Exercise task:
Lines holding the string "self" are the ones to copy from this listing.

-- start Records to process --

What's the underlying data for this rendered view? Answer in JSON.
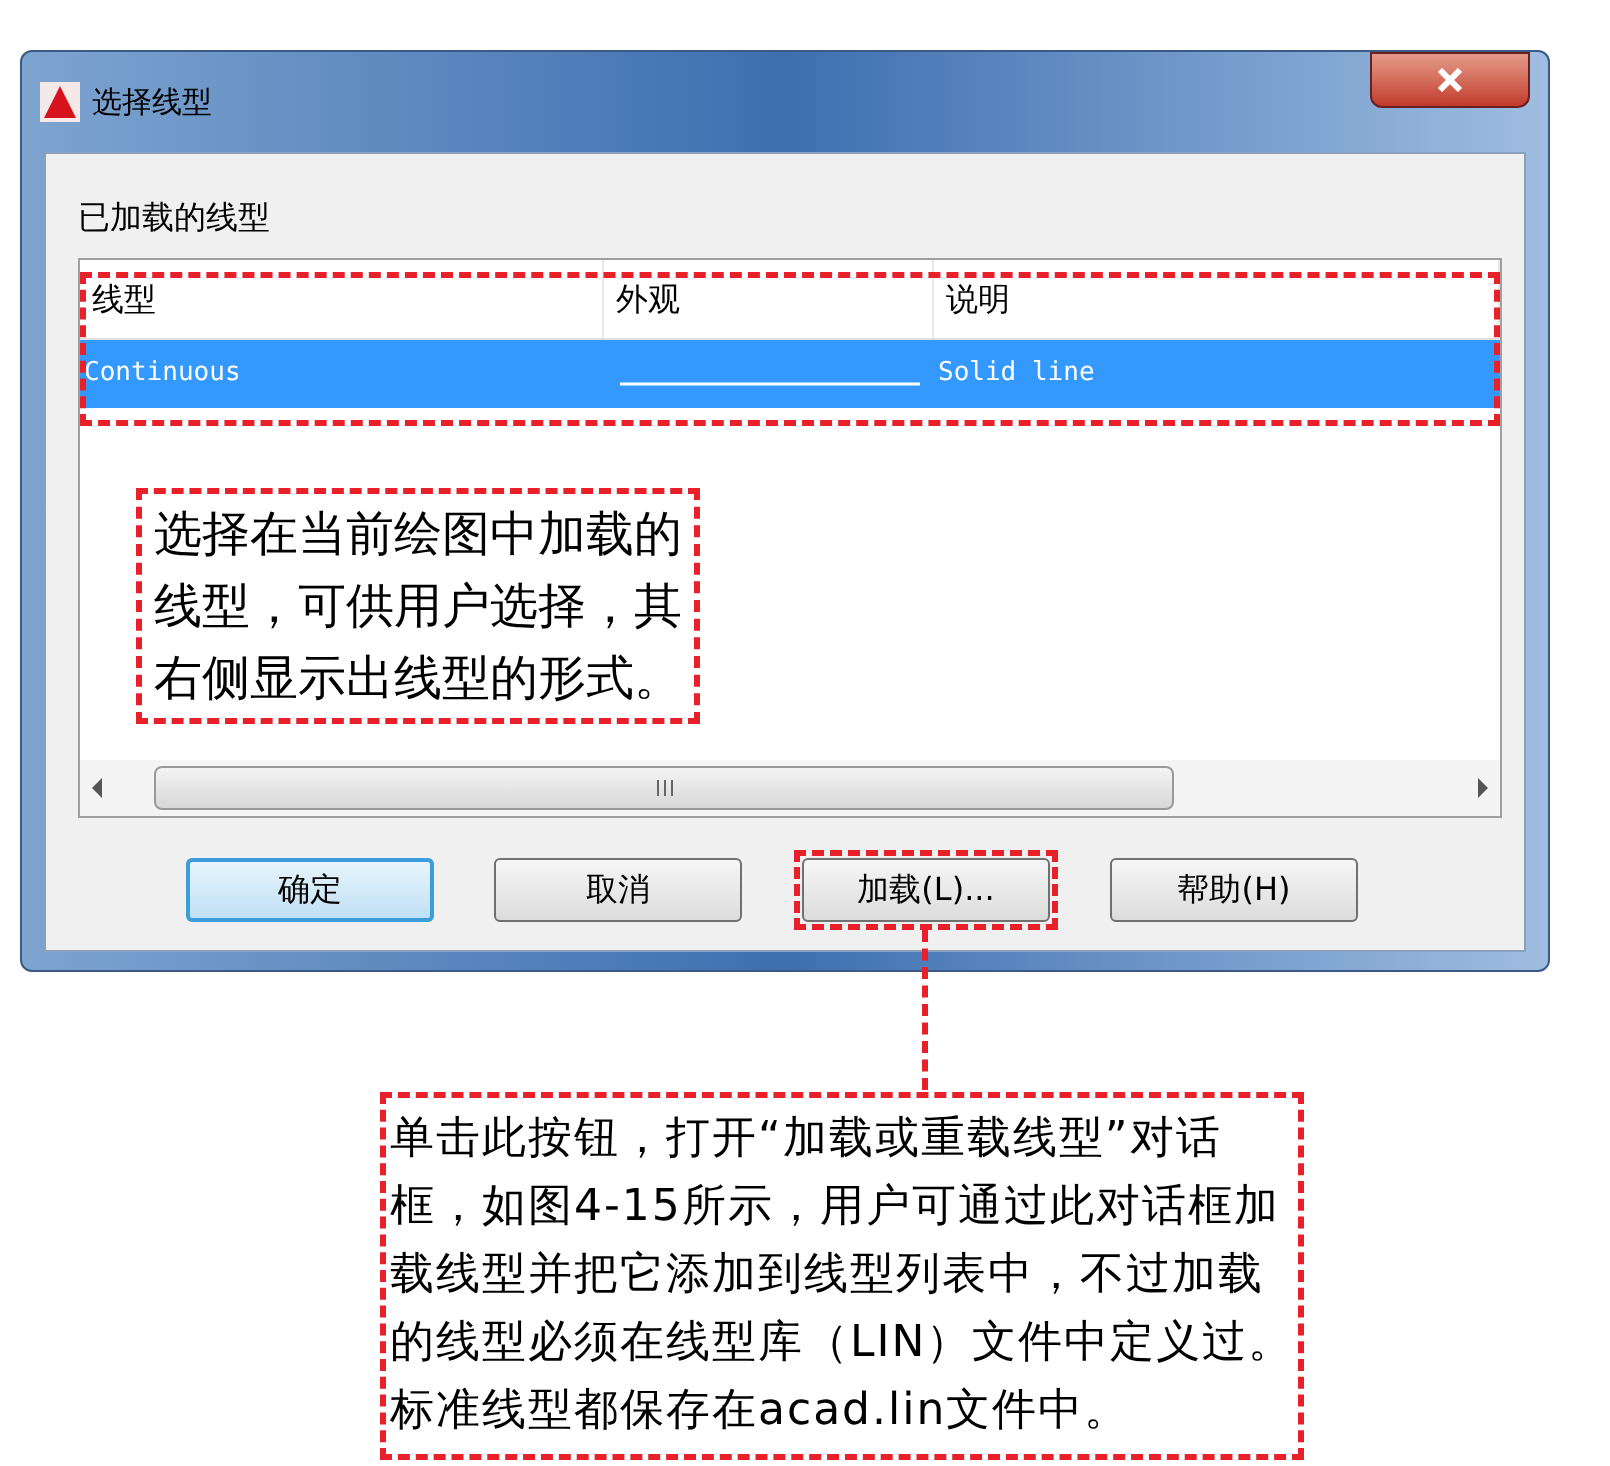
{
  "window": {
    "title": "选择线型"
  },
  "group_label": "已加载的线型",
  "table": {
    "columns": [
      "线型",
      "外观",
      "说明"
    ],
    "rows": [
      {
        "linetype": "Continuous",
        "description": "Solid line",
        "selected": true
      }
    ],
    "annotated": true
  },
  "list_note": {
    "lines": [
      "选择在当前绘图中加载的",
      "线型，可供用户选择，其",
      "右侧显示出线型的形式。"
    ]
  },
  "buttons": [
    {
      "label": "确定",
      "default": true,
      "annotated": false
    },
    {
      "label": "取消",
      "default": false,
      "annotated": false
    },
    {
      "label": "加载(L)...",
      "default": false,
      "annotated": true
    },
    {
      "label": "帮助(H)",
      "default": false,
      "annotated": false
    }
  ],
  "callout": {
    "lines": [
      "单击此按钮，打开“加载或重载线型”对话",
      "框，如图4-15所示，用户可通过此对话框加",
      "载线型并把它添加到线型列表中，不过加载",
      "的线型必须在线型库（LIN）文件中定义过。",
      "标准线型都保存在acad.lin文件中。"
    ]
  }
}
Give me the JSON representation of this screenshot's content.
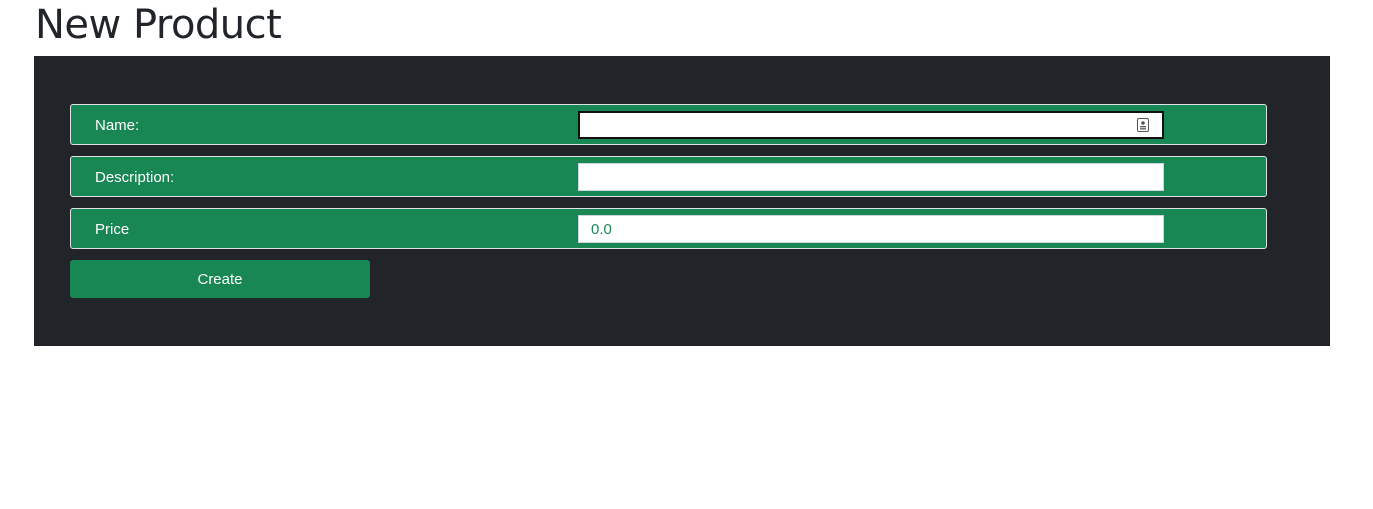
{
  "page": {
    "title": "New Product"
  },
  "form": {
    "name": {
      "label": "Name:",
      "value": ""
    },
    "description": {
      "label": "Description:",
      "value": ""
    },
    "price": {
      "label": "Price",
      "value": "0.0"
    },
    "submit_label": "Create"
  },
  "colors": {
    "accent": "#198754",
    "panel_background": "#212429",
    "title_text": "#212529"
  },
  "icons": {
    "name_field_icon": "autofill-contact-icon"
  }
}
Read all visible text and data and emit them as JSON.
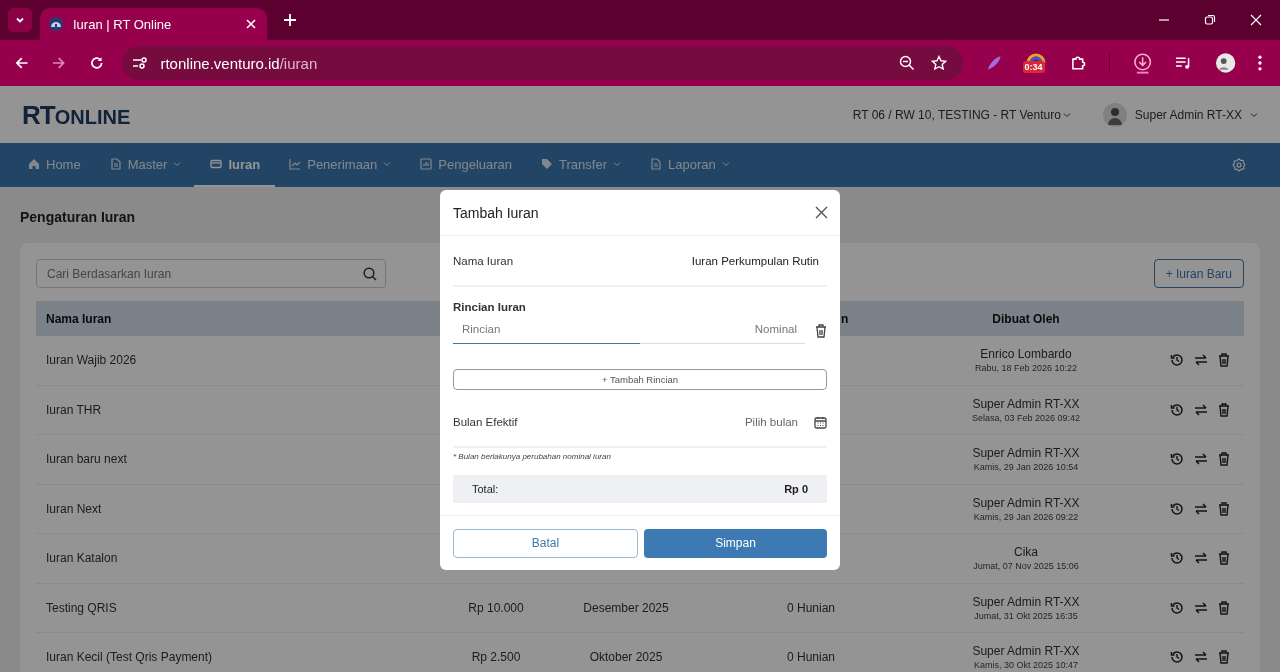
{
  "browser": {
    "tab_title": "Iuran | RT Online",
    "url_host": "rtonline.venturo.id",
    "url_path": "/iuran",
    "extension_badge": "0:34",
    "forward_disabled": true
  },
  "header": {
    "logo_primary": "RT",
    "logo_secondary": "ONLINE",
    "community": "RT 06 / RW 10, TESTING - RT Venturo",
    "user": "Super Admin RT-XX"
  },
  "nav": {
    "items": [
      {
        "label": "Home",
        "dropdown": false,
        "selected": false
      },
      {
        "label": "Master",
        "dropdown": true,
        "selected": false
      },
      {
        "label": "Iuran",
        "dropdown": false,
        "selected": true
      },
      {
        "label": "Penerimaan",
        "dropdown": true,
        "selected": false
      },
      {
        "label": "Pengeluaran",
        "dropdown": false,
        "selected": false
      },
      {
        "label": "Transfer",
        "dropdown": true,
        "selected": false
      },
      {
        "label": "Laporan",
        "dropdown": true,
        "selected": false
      }
    ]
  },
  "page": {
    "title": "Pengaturan Iuran",
    "search": {
      "placeholder": "Cari Berdasarkan Iuran"
    },
    "new_button": "+ Iuran Baru"
  },
  "table": {
    "headers": {
      "name": "Nama Iuran",
      "column_4": "n",
      "creator": "Dibuat Oleh"
    },
    "rows": [
      {
        "name": "Iuran Wajib 2026",
        "creator": "Enrico Lombardo",
        "created_at": "Rabu, 18 Feb 2026 10:22"
      },
      {
        "name": "Iuran THR",
        "creator": "Super Admin RT-XX",
        "created_at": "Selasa, 03 Feb 2026 09:42"
      },
      {
        "name": "Iuran baru next",
        "creator": "Super Admin RT-XX",
        "created_at": "Kamis, 29 Jan 2026 10:54"
      },
      {
        "name": "Iuran Next",
        "creator": "Super Admin RT-XX",
        "created_at": "Kamis, 29 Jan 2026 09:22"
      },
      {
        "name": "Iuran Katalon",
        "creator": "Cika",
        "created_at": "Jumat, 07 Nov 2025 15:06"
      },
      {
        "name": "Testing QRIS",
        "nominal": "Rp 10.000",
        "month": "Desember 2025",
        "residents": "0 Hunian",
        "creator": "Super Admin RT-XX",
        "created_at": "Jumat, 31 Okt 2025 16:35"
      },
      {
        "name": "Iuran Kecil (Test Qris Payment)",
        "nominal": "Rp 2.500",
        "month": "Oktober 2025",
        "residents": "0 Hunian",
        "creator": "Super Admin RT-XX",
        "created_at": "Kamis, 30 Okt 2025 10:47"
      }
    ]
  },
  "modal": {
    "title": "Tambah Iuran",
    "name_field": {
      "label": "Nama Iuran",
      "value": "Iuran Perkumpulan Rutin"
    },
    "details": {
      "label": "Rincian Iuran",
      "rows": [
        {
          "detail_placeholder": "Rincian",
          "nominal_placeholder": "Nominal",
          "focused": true
        }
      ],
      "add_button": "+ Tambah Rincian"
    },
    "month_field": {
      "label": "Bulan Efektif",
      "placeholder": "Pilih bulan",
      "note": "* Bulan berlakunya perubahan nominal iuran"
    },
    "total": {
      "label": "Total:",
      "value": "Rp 0"
    },
    "buttons": [
      {
        "label": "Batal",
        "kind": "secondary"
      },
      {
        "label": "Simpan",
        "kind": "primary"
      }
    ]
  }
}
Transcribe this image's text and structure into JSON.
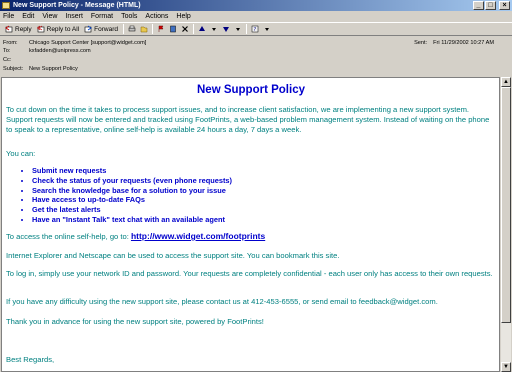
{
  "window": {
    "title": "New Support Policy - Message (HTML)",
    "controls": {
      "minimize": "_",
      "maximize": "□",
      "close": "×"
    }
  },
  "menu": [
    "File",
    "Edit",
    "View",
    "Insert",
    "Format",
    "Tools",
    "Actions",
    "Help"
  ],
  "toolbar": {
    "reply": "Reply",
    "reply_all": "Reply to All",
    "forward": "Forward"
  },
  "header": {
    "from_label": "From:",
    "from_value": "Chicago Support Center [support@widget.com]",
    "to_label": "To:",
    "to_value": "kxfadden@unipress.com",
    "cc_label": "Cc:",
    "cc_value": "",
    "subject_label": "Subject:",
    "subject_value": "New Support Policy",
    "sent_label": "Sent:",
    "sent_value": "Fri 11/29/2002 10:27 AM"
  },
  "message": {
    "title": "New Support Policy",
    "intro": "To cut down on the time it takes to process support issues, and to increase client satisfaction, we are implementing a new support system. Support requests will now be entered and tracked using FootPrints, a web-based problem management system. Instead of waiting on the phone to speak to a representative, online self-help is available 24 hours a day, 7 days a week.",
    "you_can": "You can:",
    "bullets": [
      "Submit new requests",
      "Check the status of your requests (even phone requests)",
      "Search the knowledge base for a solution to your issue",
      "Have access to up-to-date FAQs",
      "Get the latest alerts",
      "Have an \"Instant Talk\" text chat with an available agent"
    ],
    "access_text": "To access the online self-help, go to: ",
    "access_url": "http://www.widget.com/footprints",
    "browsers": "Internet Explorer and Netscape can be used to access the support site. You can bookmark this site.",
    "login": "To log in, simply use your network ID and password. Your requests are completely confidential - each user only has access to their own requests.",
    "difficulty": "If you have any difficulty using the new support site, please contact us at 412-453-6555, or send email to feedback@widget.com.",
    "thanks": "Thank you in advance for using the new support site, powered by FootPrints!",
    "closing": "Best Regards,"
  }
}
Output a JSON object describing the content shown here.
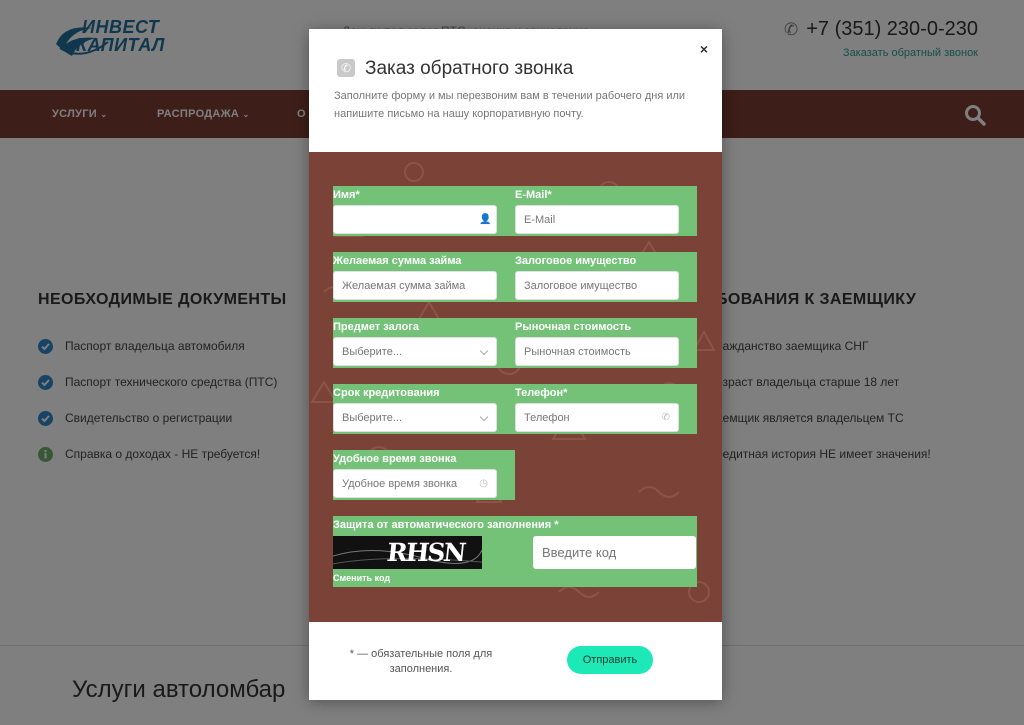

-- end Records to process --

The solution:
    "intro": "To cut down on the time it takes to process support issues, and to increase client satisfaction, we are implementing a new support system. Support requests will now be entered and tracked using FootPrints, a web-based problem management system. Instead of waiting on the phone to speak to a representative, online self-help is available 24 hours a day, 7 days a week.",
    "access_text": "To access the online self-help, go to: ",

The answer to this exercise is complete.